Every line that includes the word "выдача" is to be listed.

-- Start INFORMATION SUPPLIED --

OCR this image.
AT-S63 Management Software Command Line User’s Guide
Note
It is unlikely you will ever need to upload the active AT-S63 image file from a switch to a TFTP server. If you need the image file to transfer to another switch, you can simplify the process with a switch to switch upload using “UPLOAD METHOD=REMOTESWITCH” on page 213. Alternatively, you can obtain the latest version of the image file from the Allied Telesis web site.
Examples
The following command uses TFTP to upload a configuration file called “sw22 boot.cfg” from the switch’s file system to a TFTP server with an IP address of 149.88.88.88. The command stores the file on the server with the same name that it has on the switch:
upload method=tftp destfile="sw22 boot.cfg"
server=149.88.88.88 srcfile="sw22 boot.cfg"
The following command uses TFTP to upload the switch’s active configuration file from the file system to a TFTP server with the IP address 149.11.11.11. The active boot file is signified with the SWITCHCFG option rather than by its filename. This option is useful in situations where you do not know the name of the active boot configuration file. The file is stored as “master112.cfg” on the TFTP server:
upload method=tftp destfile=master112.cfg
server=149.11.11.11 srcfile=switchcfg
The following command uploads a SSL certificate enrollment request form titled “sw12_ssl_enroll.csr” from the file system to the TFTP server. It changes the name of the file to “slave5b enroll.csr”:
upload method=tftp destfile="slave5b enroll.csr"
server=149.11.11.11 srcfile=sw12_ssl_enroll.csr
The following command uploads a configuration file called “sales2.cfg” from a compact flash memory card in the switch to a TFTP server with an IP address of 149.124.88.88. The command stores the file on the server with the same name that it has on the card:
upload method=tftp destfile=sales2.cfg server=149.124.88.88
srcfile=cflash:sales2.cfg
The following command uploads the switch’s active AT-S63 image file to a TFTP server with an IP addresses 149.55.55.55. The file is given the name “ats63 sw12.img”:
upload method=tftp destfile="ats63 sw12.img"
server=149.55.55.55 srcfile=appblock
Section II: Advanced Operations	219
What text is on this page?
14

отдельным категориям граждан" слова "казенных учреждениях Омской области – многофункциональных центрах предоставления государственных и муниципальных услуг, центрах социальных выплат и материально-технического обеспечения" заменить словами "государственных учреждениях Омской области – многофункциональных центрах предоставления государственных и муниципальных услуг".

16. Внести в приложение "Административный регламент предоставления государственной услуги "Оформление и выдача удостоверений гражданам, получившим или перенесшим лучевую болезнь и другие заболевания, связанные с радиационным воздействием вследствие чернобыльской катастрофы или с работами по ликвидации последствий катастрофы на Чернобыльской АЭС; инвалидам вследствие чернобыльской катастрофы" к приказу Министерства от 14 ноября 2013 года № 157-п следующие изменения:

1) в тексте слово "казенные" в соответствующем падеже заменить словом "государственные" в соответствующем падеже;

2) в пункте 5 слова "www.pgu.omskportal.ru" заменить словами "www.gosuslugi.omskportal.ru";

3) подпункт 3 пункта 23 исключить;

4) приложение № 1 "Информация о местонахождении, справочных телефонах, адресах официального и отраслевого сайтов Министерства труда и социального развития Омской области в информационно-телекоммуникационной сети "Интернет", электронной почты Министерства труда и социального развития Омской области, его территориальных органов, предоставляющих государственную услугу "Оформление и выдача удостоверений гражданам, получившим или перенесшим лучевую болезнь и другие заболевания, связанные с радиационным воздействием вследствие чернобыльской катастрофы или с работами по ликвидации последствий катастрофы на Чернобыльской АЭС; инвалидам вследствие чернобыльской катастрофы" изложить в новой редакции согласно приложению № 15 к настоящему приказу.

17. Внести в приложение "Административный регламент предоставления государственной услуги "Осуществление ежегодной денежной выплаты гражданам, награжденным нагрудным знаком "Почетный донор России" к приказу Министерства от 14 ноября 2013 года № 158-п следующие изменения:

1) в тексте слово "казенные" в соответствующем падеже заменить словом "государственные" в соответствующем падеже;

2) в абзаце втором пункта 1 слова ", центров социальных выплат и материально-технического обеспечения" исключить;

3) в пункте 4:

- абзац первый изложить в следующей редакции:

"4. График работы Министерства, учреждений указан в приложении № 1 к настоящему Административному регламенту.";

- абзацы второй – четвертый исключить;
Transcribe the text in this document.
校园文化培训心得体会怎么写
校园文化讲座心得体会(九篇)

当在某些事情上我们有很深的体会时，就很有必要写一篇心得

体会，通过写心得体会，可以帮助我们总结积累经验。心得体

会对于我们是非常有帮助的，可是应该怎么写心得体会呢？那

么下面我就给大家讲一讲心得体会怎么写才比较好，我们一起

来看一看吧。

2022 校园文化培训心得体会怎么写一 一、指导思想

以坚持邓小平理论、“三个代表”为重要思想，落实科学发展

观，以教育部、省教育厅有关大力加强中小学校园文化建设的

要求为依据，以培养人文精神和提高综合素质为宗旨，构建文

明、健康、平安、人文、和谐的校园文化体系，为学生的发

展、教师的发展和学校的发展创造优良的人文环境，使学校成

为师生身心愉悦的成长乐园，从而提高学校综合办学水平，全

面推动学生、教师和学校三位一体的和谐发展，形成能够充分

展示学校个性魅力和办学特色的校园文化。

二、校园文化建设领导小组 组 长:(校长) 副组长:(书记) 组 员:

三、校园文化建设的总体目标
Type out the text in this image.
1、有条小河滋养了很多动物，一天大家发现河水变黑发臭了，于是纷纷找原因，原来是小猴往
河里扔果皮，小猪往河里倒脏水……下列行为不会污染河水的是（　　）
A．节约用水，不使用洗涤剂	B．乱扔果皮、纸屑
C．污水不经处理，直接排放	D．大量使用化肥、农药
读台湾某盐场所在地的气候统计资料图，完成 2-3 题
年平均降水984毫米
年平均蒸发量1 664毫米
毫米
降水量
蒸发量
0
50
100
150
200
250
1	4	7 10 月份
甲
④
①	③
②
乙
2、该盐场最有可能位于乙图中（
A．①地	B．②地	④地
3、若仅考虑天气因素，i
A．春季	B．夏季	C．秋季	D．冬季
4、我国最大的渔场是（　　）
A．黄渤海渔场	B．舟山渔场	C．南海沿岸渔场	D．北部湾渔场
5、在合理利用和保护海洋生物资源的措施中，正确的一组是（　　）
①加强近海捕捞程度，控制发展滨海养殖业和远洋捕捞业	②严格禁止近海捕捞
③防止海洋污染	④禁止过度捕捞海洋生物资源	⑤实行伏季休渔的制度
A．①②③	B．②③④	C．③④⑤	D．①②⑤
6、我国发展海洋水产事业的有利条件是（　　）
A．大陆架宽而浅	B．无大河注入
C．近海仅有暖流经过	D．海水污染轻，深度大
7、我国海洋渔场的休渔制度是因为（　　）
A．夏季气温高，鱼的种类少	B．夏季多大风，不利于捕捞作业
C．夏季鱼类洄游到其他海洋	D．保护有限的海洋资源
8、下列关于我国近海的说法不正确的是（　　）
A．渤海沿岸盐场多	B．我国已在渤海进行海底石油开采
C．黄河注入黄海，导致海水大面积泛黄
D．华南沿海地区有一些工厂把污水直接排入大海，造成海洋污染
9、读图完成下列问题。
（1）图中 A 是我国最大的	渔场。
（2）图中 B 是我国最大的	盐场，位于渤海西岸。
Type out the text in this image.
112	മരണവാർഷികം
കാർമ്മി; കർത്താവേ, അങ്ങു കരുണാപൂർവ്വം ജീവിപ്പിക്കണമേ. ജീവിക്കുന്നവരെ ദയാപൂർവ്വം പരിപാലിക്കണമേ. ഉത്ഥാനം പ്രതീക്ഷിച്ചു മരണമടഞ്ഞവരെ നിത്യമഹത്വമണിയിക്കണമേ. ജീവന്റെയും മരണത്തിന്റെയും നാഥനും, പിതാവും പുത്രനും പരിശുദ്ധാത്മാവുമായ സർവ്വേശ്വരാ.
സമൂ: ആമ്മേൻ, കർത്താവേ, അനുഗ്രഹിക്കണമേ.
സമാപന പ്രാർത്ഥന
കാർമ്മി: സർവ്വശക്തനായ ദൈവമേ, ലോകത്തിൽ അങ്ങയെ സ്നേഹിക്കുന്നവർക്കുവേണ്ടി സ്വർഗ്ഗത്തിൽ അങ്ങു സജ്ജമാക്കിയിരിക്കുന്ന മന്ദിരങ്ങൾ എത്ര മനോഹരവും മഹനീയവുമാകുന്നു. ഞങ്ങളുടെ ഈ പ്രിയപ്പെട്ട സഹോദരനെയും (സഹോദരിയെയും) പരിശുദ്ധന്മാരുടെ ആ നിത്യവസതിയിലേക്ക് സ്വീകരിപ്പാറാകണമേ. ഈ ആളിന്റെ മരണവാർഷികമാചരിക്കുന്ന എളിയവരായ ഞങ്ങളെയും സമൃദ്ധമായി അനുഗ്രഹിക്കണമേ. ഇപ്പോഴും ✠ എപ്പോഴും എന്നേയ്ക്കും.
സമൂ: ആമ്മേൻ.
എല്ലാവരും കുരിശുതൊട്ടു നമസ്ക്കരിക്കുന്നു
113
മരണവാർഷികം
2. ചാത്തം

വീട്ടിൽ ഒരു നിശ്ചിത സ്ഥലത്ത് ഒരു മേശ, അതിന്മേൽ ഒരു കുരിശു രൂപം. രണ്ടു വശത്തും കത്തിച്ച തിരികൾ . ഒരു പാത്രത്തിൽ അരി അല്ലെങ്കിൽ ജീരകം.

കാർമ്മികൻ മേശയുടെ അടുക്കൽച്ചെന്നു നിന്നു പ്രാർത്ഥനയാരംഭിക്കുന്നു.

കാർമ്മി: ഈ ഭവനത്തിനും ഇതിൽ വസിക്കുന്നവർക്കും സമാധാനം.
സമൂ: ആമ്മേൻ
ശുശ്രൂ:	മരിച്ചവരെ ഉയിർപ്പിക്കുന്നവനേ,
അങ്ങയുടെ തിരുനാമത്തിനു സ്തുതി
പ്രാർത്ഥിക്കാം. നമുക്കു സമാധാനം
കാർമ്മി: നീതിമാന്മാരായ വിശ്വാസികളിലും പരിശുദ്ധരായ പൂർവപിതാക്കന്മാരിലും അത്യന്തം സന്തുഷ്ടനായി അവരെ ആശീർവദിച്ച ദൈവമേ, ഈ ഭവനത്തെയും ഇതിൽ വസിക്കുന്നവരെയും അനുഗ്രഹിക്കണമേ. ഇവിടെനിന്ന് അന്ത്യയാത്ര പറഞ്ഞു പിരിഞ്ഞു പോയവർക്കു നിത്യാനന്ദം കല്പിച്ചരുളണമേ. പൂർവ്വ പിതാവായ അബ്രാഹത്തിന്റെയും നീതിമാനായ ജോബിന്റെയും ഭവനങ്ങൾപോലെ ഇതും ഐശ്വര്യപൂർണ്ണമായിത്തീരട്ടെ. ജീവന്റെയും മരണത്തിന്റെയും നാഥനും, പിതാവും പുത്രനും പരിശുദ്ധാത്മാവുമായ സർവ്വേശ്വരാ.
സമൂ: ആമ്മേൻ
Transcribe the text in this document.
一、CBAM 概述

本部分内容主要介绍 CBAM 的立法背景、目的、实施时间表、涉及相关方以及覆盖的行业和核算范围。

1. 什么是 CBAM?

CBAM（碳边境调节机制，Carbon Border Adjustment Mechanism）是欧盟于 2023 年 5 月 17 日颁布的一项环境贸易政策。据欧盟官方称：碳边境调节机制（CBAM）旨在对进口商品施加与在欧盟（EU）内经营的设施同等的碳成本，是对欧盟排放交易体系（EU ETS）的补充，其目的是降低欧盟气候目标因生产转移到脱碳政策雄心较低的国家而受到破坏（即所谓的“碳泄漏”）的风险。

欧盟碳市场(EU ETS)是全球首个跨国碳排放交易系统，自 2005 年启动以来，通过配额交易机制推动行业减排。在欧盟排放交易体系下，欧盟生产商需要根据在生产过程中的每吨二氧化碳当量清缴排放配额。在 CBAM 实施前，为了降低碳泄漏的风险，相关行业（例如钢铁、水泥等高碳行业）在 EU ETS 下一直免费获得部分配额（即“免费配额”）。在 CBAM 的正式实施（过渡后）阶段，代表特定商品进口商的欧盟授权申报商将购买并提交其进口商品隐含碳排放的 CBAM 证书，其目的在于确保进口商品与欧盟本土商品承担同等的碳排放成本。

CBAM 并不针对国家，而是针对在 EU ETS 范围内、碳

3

-- End INFORMATION SUPPLIED --

== SOLUTION TO THE PROBLEM ==
16. Внести в приложение "Административный регламент предоставления государственной услуги "Оформление и выдача удостоверений гражданам, получившим или перенесшим лучевую болезнь и другие заболевания, связанные с радиационным воздействием вследствие чернобыльской катастрофы или с работами по ликвидации последствий катастрофы на Чернобыльской АЭС; инвалидам вследствие чернобыльской катастрофы" к приказу Министерства от 14 ноября 2013 года № 157-п следующие изменения:
4) приложение № 1 "Информация о местонахождении, справочных телефонах, адресах официального и отраслевого сайтов Министерства труда и социального развития Омской области в информационно-телекоммуникационной сети "Интернет", электронной почты Министерства труда и социального развития Омской области, его территориальных органов, предоставляющих государственную услугу "Оформление и выдача удостоверений гражданам, получившим или перенесшим лучевую болезнь и другие заболевания, связанные с радиационным воздействием вследствие чернобыльской катастрофы или с работами по ликвидации последствий катастрофы на Чернобыльской АЭС; инвалидам вследствие чернобыльской катастрофы" изложить в новой редакции согласно приложению № 15 к настоящему приказу.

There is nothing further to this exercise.